**WHAT THIS TASK INVOLVES**
Find the lines below holding the word "values" and copy each of them.

**Figure record listings**
::::::::::

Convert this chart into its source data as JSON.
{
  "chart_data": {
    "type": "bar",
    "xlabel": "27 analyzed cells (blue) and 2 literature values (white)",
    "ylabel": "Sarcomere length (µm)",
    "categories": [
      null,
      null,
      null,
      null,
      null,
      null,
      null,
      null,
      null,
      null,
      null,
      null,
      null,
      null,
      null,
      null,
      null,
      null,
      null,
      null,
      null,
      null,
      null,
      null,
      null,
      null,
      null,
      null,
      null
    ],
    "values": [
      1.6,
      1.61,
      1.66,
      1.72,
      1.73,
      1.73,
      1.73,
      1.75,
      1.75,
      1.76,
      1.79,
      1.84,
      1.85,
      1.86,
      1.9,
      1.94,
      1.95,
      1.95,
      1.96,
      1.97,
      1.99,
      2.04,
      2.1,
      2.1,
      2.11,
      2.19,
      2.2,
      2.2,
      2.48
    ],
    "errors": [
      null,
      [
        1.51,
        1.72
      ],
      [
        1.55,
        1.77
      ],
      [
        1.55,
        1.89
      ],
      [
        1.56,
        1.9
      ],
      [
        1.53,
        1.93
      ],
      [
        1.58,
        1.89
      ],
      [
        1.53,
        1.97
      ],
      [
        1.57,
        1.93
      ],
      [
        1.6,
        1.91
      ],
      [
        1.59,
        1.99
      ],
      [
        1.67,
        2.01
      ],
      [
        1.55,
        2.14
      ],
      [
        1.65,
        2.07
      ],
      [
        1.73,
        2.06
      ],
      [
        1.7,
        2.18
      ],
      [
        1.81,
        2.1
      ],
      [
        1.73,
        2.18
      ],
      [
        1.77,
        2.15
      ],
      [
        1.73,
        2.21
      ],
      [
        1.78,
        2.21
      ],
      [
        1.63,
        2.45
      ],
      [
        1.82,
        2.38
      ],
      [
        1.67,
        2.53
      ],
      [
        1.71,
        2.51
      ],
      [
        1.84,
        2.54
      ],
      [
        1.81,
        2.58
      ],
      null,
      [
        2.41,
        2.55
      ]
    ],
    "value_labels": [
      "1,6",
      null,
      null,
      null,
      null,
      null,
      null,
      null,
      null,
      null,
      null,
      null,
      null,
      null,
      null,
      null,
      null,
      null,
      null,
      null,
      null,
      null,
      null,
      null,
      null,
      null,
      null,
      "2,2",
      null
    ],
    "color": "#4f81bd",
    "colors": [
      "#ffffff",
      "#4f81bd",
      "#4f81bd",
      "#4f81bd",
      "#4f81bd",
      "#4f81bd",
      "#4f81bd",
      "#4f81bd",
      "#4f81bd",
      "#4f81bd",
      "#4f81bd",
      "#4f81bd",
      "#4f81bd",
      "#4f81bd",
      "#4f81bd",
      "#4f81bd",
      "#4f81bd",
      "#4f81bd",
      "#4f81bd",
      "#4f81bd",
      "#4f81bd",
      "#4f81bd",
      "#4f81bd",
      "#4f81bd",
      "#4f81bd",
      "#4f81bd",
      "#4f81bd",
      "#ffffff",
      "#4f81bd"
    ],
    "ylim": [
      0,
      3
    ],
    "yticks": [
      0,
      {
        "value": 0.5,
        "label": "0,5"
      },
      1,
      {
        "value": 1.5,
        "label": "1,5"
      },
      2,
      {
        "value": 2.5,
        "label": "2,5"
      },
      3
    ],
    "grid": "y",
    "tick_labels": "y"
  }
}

::::::::::

**TASK SOLUTION**
    "xlabel": "27 analyzed cells (blue) and 2 literature values (white)",
    "values": [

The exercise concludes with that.